— Start Material for the task —

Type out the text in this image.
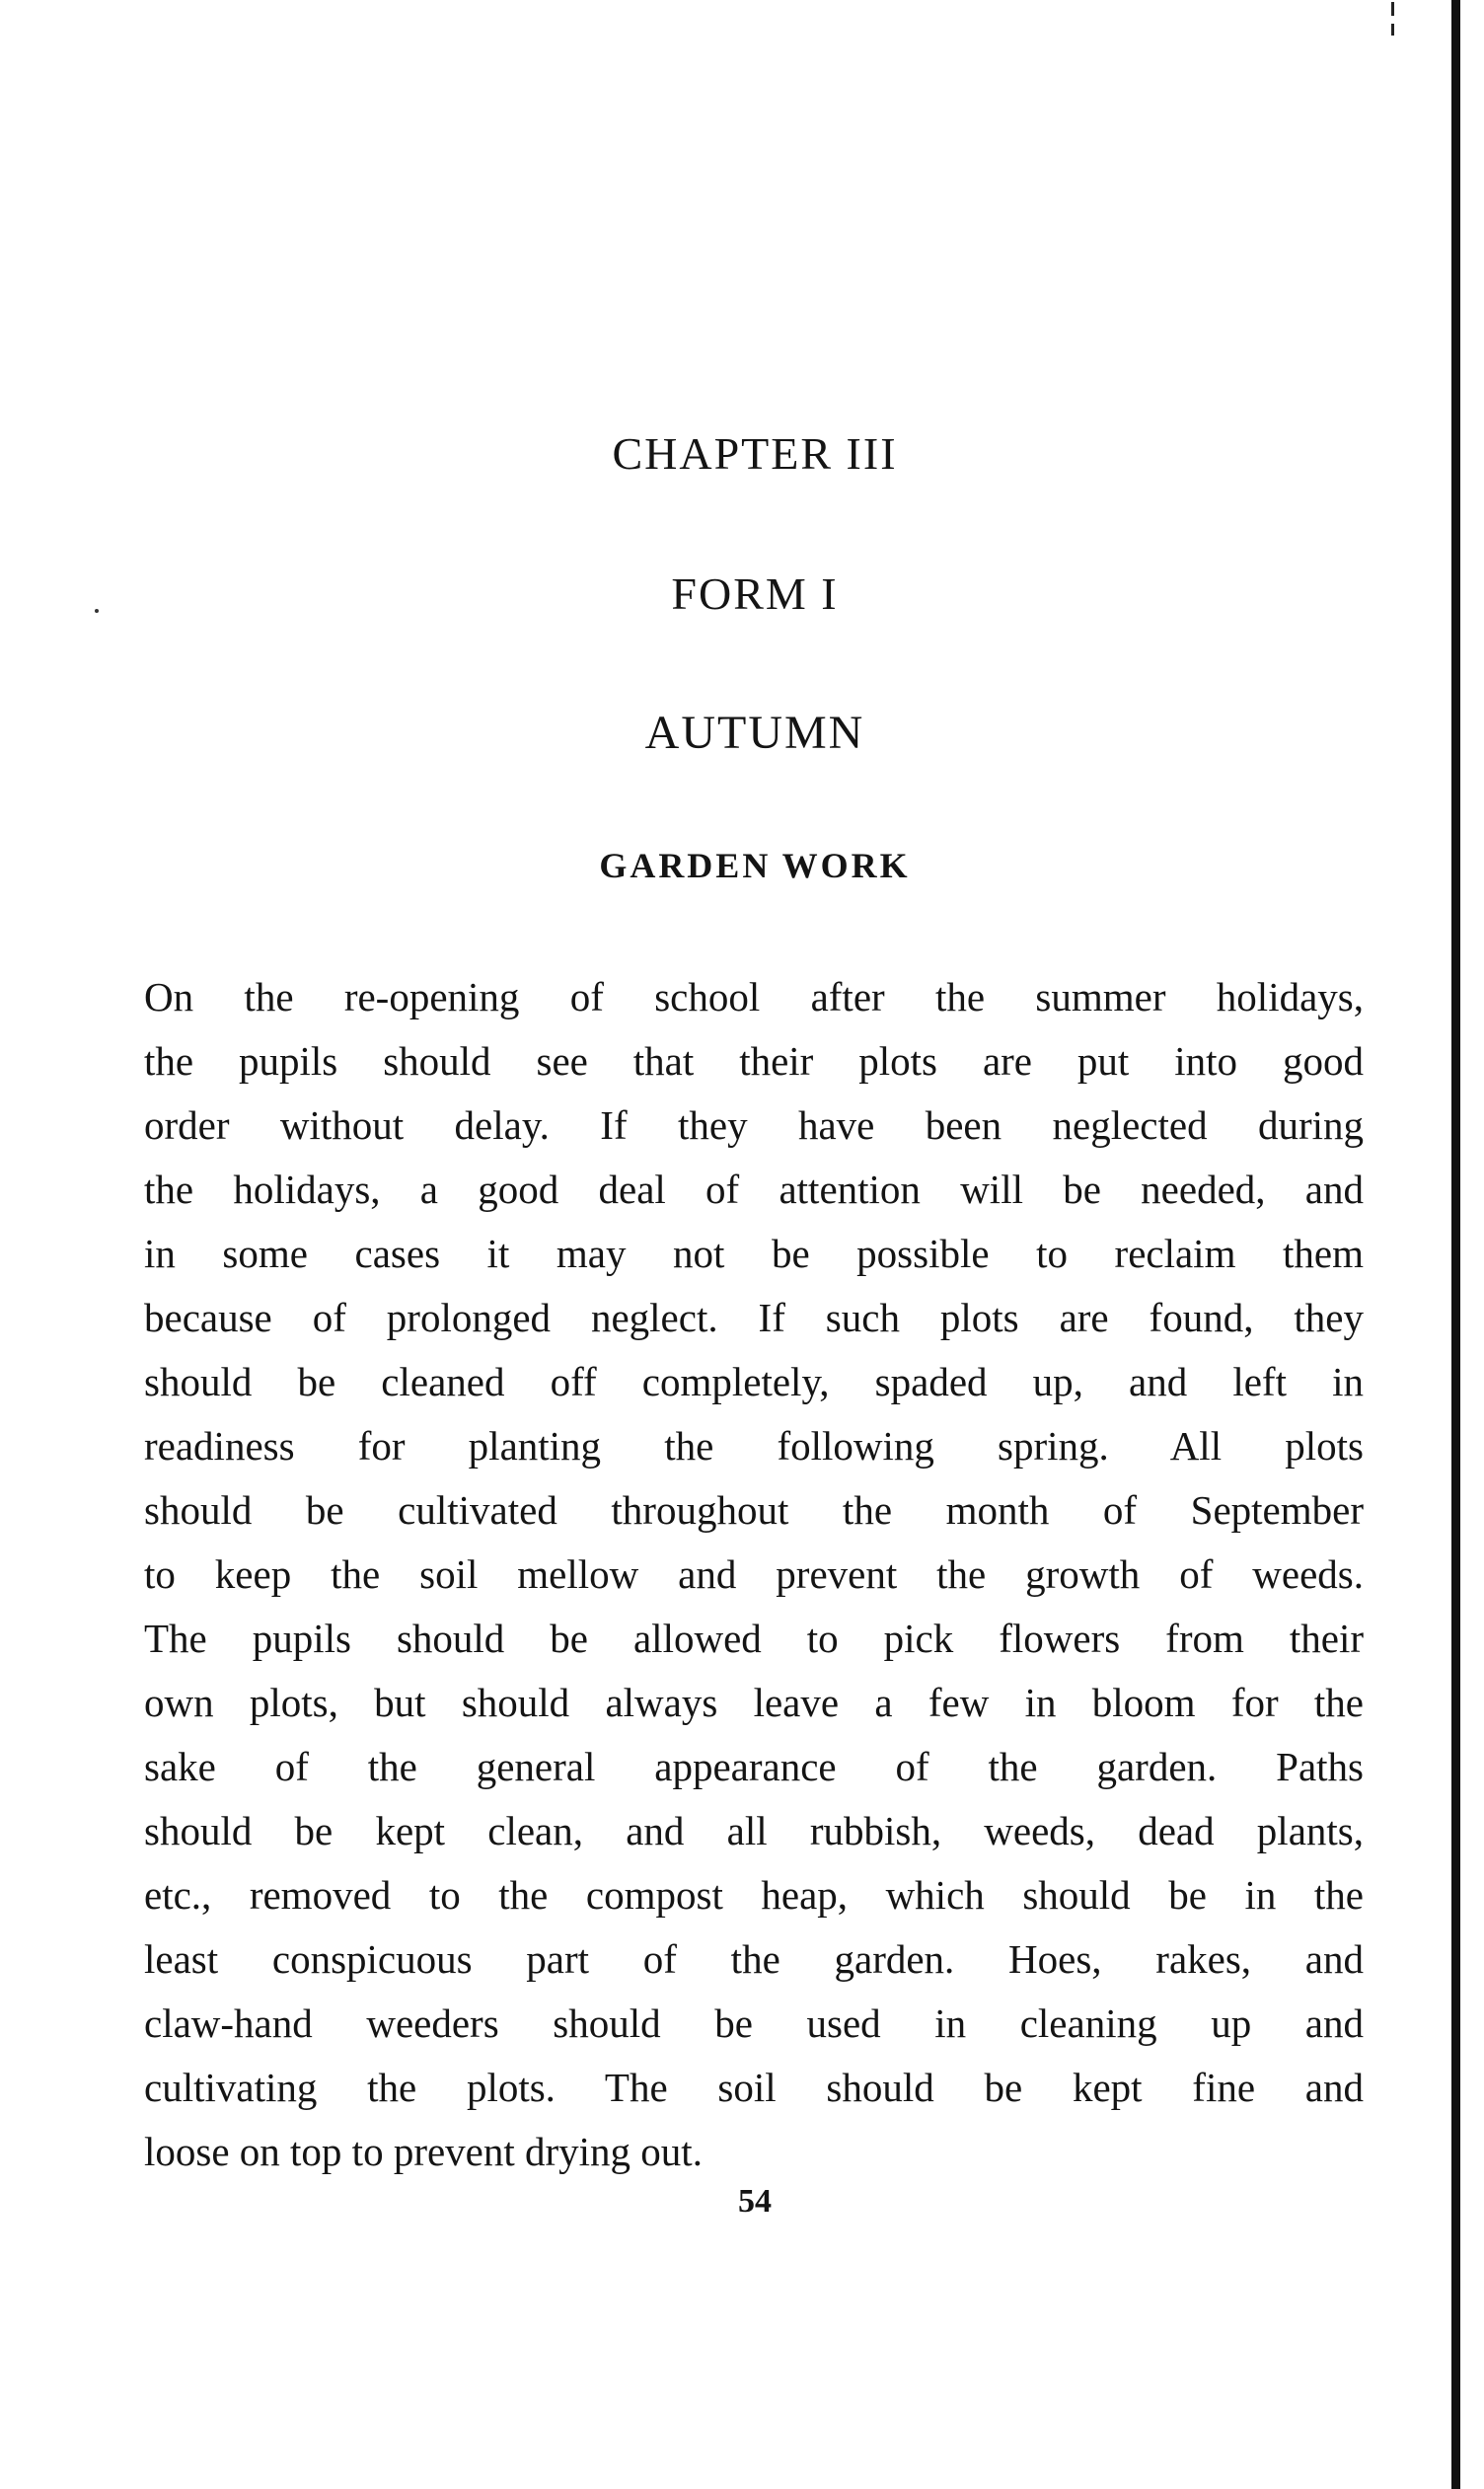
CHAPTER III
FORM I
AUTUMN
GARDEN WORK
On the re-opening of school after the summer holidays,
the pupils should see that their plots are put into good
order without delay. If they have been neglected during
the holidays, a good deal of attention will be needed, and
in some cases it may not be possible to reclaim them
because of prolonged neglect. If such plots are found, they
should be cleaned off completely, spaded up, and left in
readiness for planting the following spring. All plots
should be cultivated throughout the month of September
to keep the soil mellow and prevent the growth of weeds.
The pupils should be allowed to pick flowers from their
own plots, but should always leave a few in bloom for the
sake of the general appearance of the garden. Paths
should be kept clean, and all rubbish, weeds, dead plants,
etc., removed to the compost heap, which should be in the
least conspicuous part of the garden. Hoes, rakes, and
claw-hand weeders should be used in cleaning up and
cultivating the plots. The soil should be kept fine and
loose on top to prevent drying out.
54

— End Material for the task —

● Exercise: Repeat each record exactly as shown above, dropping all images.

● Finished task:
Type out the text in this image.
CHAPTER III
FORM I
AUTUMN
GARDEN WORK
On the re-opening of school after the summer holidays,
the pupils should see that their plots are put into good
order without delay. If they have been neglected during
the holidays, a good deal of attention will be needed, and
in some cases it may not be possible to reclaim them
because of prolonged neglect. If such plots are found, they
should be cleaned off completely, spaded up, and left in
readiness for planting the following spring. All plots
should be cultivated throughout the month of September
to keep the soil mellow and prevent the growth of weeds.
The pupils should be allowed to pick flowers from their
own plots, but should always leave a few in bloom for the
sake of the general appearance of the garden. Paths
should be kept clean, and all rubbish, weeds, dead plants,
etc., removed to the compost heap, which should be in the
least conspicuous part of the garden. Hoes, rakes, and
claw-hand weeders should be used in cleaning up and
cultivating the plots. The soil should be kept fine and
loose on top to prevent drying out.
54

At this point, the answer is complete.